» **DIRECTIONS**:
Retype everything in the listing, leaving each line exactly as it is.

» **DATA FOR THIS EXERCISE**:
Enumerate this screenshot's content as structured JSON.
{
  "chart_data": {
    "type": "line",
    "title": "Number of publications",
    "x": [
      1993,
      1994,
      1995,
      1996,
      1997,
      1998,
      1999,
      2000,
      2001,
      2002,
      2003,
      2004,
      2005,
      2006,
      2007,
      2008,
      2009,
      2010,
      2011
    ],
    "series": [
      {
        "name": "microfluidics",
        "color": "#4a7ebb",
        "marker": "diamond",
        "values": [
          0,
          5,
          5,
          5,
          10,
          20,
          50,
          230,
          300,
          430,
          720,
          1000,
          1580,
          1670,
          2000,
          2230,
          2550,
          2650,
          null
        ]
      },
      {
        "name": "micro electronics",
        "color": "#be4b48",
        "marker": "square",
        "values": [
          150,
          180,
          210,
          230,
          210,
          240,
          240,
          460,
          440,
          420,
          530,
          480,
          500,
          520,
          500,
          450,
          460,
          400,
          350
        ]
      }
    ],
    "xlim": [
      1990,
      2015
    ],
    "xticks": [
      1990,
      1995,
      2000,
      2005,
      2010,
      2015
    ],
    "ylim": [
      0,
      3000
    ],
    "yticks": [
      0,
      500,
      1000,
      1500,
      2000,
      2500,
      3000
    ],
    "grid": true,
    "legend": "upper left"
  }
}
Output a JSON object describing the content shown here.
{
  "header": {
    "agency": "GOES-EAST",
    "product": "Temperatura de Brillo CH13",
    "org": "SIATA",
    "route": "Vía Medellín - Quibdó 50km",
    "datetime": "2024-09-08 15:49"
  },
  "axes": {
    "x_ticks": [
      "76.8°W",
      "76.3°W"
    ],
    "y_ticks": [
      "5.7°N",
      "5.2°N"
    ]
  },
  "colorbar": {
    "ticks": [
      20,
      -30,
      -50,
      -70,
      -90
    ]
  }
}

» **FINAL RESULT**:
Enumerate this screenshot's content as structured JSON.
{
  "chart_data": {
    "type": "line",
    "title": "Number of publications",
    "x": [
      1993,
      1994,
      1995,
      1996,
      1997,
      1998,
      1999,
      2000,
      2001,
      2002,
      2003,
      2004,
      2005,
      2006,
      2007,
      2008,
      2009,
      2010,
      2011
    ],
    "series": [
      {
        "name": "microfluidics",
        "color": "#4a7ebb",
        "marker": "diamond",
        "values": [
          0,
          5,
          5,
          5,
          10,
          20,
          50,
          230,
          300,
          430,
          720,
          1000,
          1580,
          1670,
          2000,
          2230,
          2550,
          2650,
          null
        ]
      },
      {
        "name": "micro electronics",
        "color": "#be4b48",
        "marker": "square",
        "values": [
          150,
          180,
          210,
          230,
          210,
          240,
          240,
          460,
          440,
          420,
          530,
          480,
          500,
          520,
          500,
          450,
          460,
          400,
          350
        ]
      }
    ],
    "xlim": [
      1990,
      2015
    ],
    "xticks": [
      1990,
      1995,
      2000,
      2005,
      2010,
      2015
    ],
    "ylim": [
      0,
      3000
    ],
    "yticks": [
      0,
      500,
      1000,
      1500,
      2000,
      2500,
      3000
    ],
    "grid": true,
    "legend": "upper left"
  }
}
Output a JSON object describing the content shown here.
{
  "header": {
    "agency": "GOES-EAST",
    "product": "Temperatura de Brillo CH13",
    "org": "SIATA",
    "route": "Vía Medellín - Quibdó 50km",
    "datetime": "2024-09-08 15:49"
  },
  "axes": {
    "x_ticks": [
      "76.8°W",
      "76.3°W"
    ],
    "y_ticks": [
      "5.7°N",
      "5.2°N"
    ]
  },
  "colorbar": {
    "ticks": [
      20,
      -30,
      -50,
      -70,
      -90
    ]
  }
}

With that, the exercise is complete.